(Recorded data)
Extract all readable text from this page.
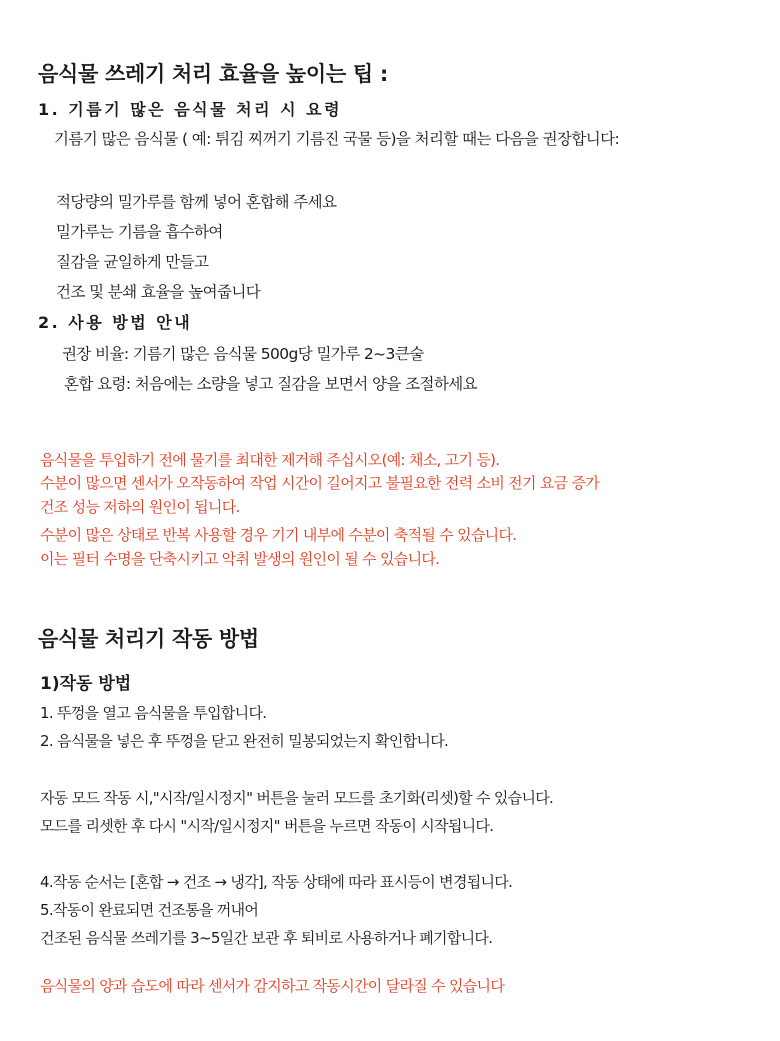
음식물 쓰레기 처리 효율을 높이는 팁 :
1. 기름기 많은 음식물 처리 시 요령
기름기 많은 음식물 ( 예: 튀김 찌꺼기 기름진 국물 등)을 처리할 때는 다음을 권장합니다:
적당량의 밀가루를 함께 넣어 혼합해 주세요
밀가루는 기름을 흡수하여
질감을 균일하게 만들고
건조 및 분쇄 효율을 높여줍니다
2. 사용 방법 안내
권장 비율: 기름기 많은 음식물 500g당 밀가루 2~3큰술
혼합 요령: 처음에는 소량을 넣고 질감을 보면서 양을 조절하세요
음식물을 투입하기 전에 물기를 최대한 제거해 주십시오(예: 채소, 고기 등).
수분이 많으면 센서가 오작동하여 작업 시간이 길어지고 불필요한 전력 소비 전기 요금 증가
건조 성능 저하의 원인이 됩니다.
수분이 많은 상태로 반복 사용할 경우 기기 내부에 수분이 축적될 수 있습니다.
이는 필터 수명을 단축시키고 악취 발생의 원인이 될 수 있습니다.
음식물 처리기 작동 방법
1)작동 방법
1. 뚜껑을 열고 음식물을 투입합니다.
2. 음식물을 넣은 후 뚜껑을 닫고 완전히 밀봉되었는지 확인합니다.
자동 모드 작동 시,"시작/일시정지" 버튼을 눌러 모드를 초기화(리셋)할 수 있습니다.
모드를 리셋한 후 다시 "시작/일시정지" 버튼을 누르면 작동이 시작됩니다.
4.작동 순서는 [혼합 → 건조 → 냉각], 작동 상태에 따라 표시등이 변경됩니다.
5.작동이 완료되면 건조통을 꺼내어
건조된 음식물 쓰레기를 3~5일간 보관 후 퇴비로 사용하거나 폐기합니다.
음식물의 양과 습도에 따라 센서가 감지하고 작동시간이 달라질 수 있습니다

* * *

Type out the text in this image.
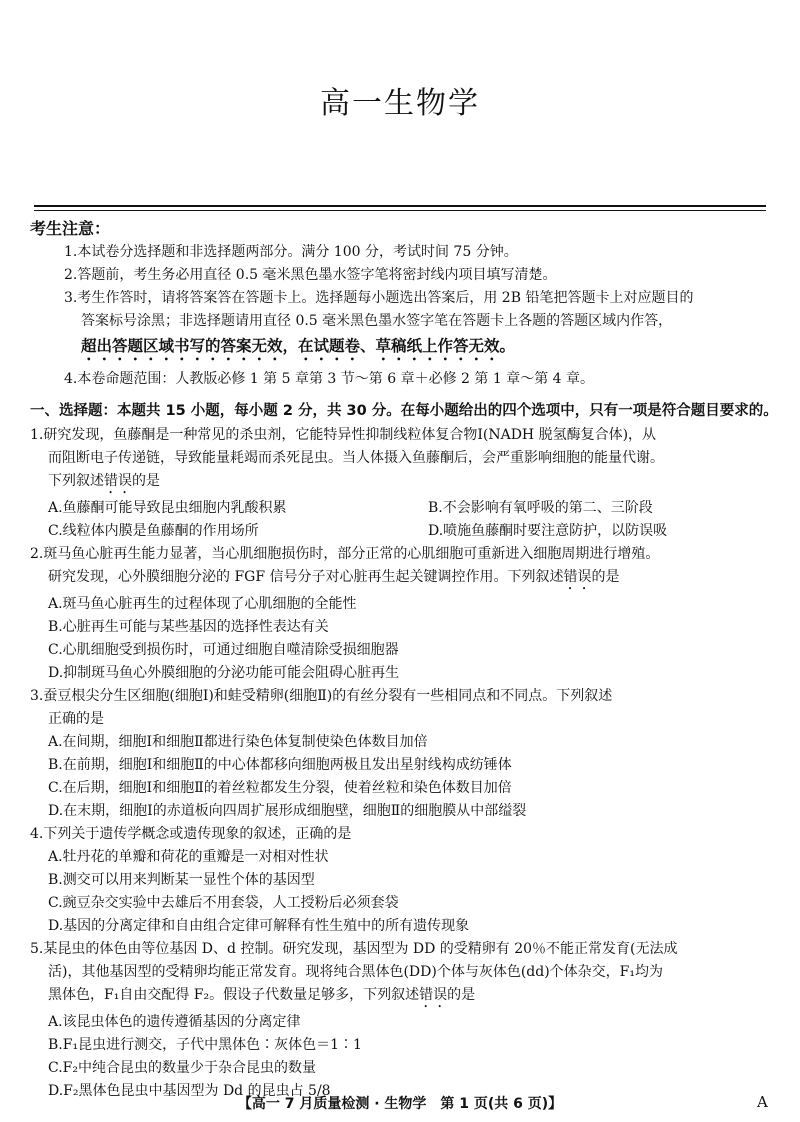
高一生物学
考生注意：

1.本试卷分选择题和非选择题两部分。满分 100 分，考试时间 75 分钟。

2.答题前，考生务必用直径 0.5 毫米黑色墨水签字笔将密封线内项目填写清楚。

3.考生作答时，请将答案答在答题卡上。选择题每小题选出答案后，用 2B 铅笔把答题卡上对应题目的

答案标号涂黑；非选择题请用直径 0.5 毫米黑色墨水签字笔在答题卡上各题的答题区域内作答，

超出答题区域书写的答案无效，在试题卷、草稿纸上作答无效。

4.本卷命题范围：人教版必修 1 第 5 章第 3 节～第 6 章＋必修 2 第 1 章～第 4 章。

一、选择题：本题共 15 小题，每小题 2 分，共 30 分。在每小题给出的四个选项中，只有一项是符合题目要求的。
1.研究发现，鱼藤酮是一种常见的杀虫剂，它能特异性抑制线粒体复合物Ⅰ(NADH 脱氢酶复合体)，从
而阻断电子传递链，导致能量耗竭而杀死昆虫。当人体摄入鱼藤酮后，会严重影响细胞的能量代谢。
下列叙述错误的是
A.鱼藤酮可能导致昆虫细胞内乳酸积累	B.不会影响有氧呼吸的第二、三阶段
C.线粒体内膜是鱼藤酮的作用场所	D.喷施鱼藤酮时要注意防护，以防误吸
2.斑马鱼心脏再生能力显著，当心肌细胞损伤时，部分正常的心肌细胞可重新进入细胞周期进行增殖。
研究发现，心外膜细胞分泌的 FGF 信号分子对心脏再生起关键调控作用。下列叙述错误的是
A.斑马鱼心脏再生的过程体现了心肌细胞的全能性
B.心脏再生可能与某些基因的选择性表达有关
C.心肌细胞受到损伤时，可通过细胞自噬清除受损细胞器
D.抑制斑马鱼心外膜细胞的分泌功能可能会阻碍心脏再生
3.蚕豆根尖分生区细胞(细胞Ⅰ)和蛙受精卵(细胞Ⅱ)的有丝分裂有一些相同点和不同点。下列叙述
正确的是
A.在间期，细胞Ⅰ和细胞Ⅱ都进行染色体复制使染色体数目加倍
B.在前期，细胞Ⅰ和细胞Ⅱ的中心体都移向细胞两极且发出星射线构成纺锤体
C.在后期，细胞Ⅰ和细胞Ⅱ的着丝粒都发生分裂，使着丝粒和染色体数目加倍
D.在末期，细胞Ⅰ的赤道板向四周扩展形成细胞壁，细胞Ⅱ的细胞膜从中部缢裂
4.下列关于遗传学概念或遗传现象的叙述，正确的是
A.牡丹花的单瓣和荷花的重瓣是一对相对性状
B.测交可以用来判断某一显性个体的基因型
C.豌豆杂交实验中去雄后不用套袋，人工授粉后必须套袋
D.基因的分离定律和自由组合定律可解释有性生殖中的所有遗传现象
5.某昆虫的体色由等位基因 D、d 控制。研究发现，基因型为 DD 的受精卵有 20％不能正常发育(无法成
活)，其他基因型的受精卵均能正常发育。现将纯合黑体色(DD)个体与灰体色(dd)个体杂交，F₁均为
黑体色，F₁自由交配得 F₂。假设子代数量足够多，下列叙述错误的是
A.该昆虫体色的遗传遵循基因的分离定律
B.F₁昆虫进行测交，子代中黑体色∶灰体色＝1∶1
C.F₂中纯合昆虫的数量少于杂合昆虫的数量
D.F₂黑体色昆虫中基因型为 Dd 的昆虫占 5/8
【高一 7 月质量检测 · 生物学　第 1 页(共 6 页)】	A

▶ _Description of the task_
For the string "下列叙述错误的是", count the lines of the entries above that include it; answer with the number only.

▶ _Solution to this exercise_
3